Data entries
>> start
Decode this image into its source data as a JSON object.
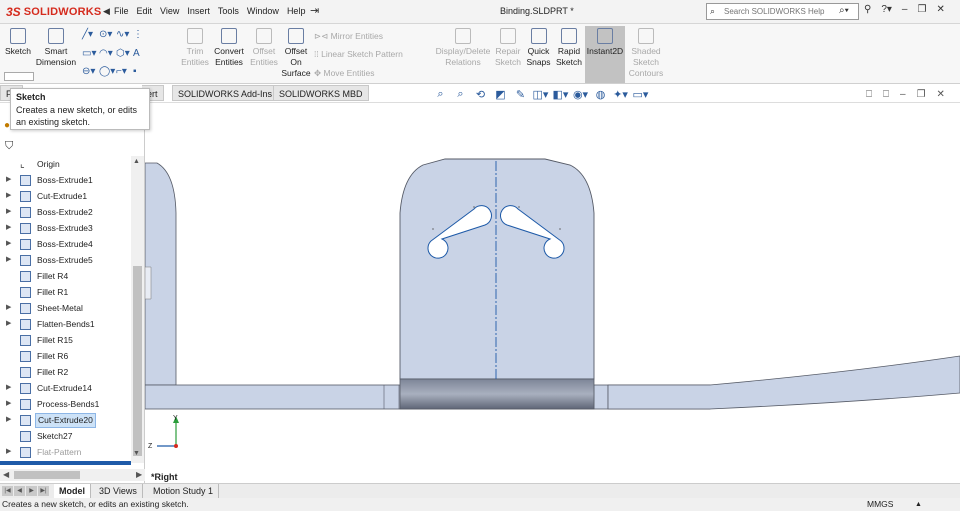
{
  "app": {
    "logo_mark": "3S",
    "logo_text": "SOLIDWORKS",
    "doc_title": "Binding.SLDPRT *"
  },
  "menu": [
    "File",
    "Edit",
    "View",
    "Insert",
    "Tools",
    "Window",
    "Help"
  ],
  "search": {
    "placeholder": "Search SOLIDWORKS Help"
  },
  "commands": {
    "sketch": "Sketch",
    "smart_dim_1": "Smart",
    "smart_dim_2": "Dimension",
    "trim_1": "Trim",
    "trim_2": "Entities",
    "convert_1": "Convert",
    "convert_2": "Entities",
    "offset_1": "Offset",
    "offset_2": "Entities",
    "offset_surf_1": "Offset",
    "offset_surf_2": "On",
    "offset_surf_3": "Surface",
    "mirror": "Mirror Entities",
    "linear_pattern": "Linear Sketch Pattern",
    "move": "Move Entities",
    "display_delete_1": "Display/Delete",
    "display_delete_2": "Relations",
    "repair_1": "Repair",
    "repair_2": "Sketch",
    "quick_snaps_1": "Quick",
    "quick_snaps_2": "Snaps",
    "rapid_1": "Rapid",
    "rapid_2": "Sketch",
    "instant2d": "Instant2D",
    "shaded_1": "Shaded",
    "shaded_2": "Sketch",
    "shaded_3": "Contours"
  },
  "tabs": {
    "t0": "Fe",
    "t1": "ert",
    "t2": "SOLIDWORKS Add-Ins",
    "t3": "SOLIDWORKS MBD"
  },
  "tooltip": {
    "title": "Sketch",
    "body": "Creates a new sketch, or edits an existing sketch."
  },
  "tree": {
    "origin": "Origin",
    "items": [
      "Boss-Extrude1",
      "Cut-Extrude1",
      "Boss-Extrude2",
      "Boss-Extrude3",
      "Boss-Extrude4",
      "Boss-Extrude5",
      "Fillet R4",
      "Fillet R1",
      "Sheet-Metal",
      "Flatten-Bends1",
      "Fillet R15",
      "Fillet R6",
      "Fillet R2",
      "Cut-Extrude14",
      "Process-Bends1",
      "Cut-Extrude20",
      "Sketch27",
      "Flat-Pattern"
    ]
  },
  "viewport": {
    "view_name": "*Right",
    "axis_y": "Y",
    "axis_z": "Z"
  },
  "bottom_tabs": [
    "Model",
    "3D Views",
    "Motion Study 1"
  ],
  "status": {
    "text": "Creates a new sketch, or edits an existing sketch.",
    "units": "MMGS"
  },
  "colors": {
    "brand": "#d52b1e",
    "part_face": "#c9d3e6",
    "part_dark": "#9aa4b8",
    "sketch_line": "#1e5aa8"
  }
}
>> end
▸ Stated task
Transcribe every entry word for word, but skip the pictures.

▸ Solution to the problem
Decode this image into its source data as a JSON object.
{
  "app": {
    "logo_mark": "3S",
    "logo_text": "SOLIDWORKS",
    "doc_title": "Binding.SLDPRT *"
  },
  "menu": [
    "File",
    "Edit",
    "View",
    "Insert",
    "Tools",
    "Window",
    "Help"
  ],
  "search": {
    "placeholder": "Search SOLIDWORKS Help"
  },
  "commands": {
    "sketch": "Sketch",
    "smart_dim_1": "Smart",
    "smart_dim_2": "Dimension",
    "trim_1": "Trim",
    "trim_2": "Entities",
    "convert_1": "Convert",
    "convert_2": "Entities",
    "offset_1": "Offset",
    "offset_2": "Entities",
    "offset_surf_1": "Offset",
    "offset_surf_2": "On",
    "offset_surf_3": "Surface",
    "mirror": "Mirror Entities",
    "linear_pattern": "Linear Sketch Pattern",
    "move": "Move Entities",
    "display_delete_1": "Display/Delete",
    "display_delete_2": "Relations",
    "repair_1": "Repair",
    "repair_2": "Sketch",
    "quick_snaps_1": "Quick",
    "quick_snaps_2": "Snaps",
    "rapid_1": "Rapid",
    "rapid_2": "Sketch",
    "instant2d": "Instant2D",
    "shaded_1": "Shaded",
    "shaded_2": "Sketch",
    "shaded_3": "Contours"
  },
  "tabs": {
    "t0": "Fe",
    "t1": "ert",
    "t2": "SOLIDWORKS Add-Ins",
    "t3": "SOLIDWORKS MBD"
  },
  "tooltip": {
    "title": "Sketch",
    "body": "Creates a new sketch, or edits an existing sketch."
  },
  "tree": {
    "origin": "Origin",
    "items": [
      "Boss-Extrude1",
      "Cut-Extrude1",
      "Boss-Extrude2",
      "Boss-Extrude3",
      "Boss-Extrude4",
      "Boss-Extrude5",
      "Fillet R4",
      "Fillet R1",
      "Sheet-Metal",
      "Flatten-Bends1",
      "Fillet R15",
      "Fillet R6",
      "Fillet R2",
      "Cut-Extrude14",
      "Process-Bends1",
      "Cut-Extrude20",
      "Sketch27",
      "Flat-Pattern"
    ]
  },
  "viewport": {
    "view_name": "*Right",
    "axis_y": "Y",
    "axis_z": "Z"
  },
  "bottom_tabs": [
    "Model",
    "3D Views",
    "Motion Study 1"
  ],
  "status": {
    "text": "Creates a new sketch, or edits an existing sketch.",
    "units": "MMGS"
  },
  "colors": {
    "brand": "#d52b1e",
    "part_face": "#c9d3e6",
    "part_dark": "#9aa4b8",
    "sketch_line": "#1e5aa8"
  }
}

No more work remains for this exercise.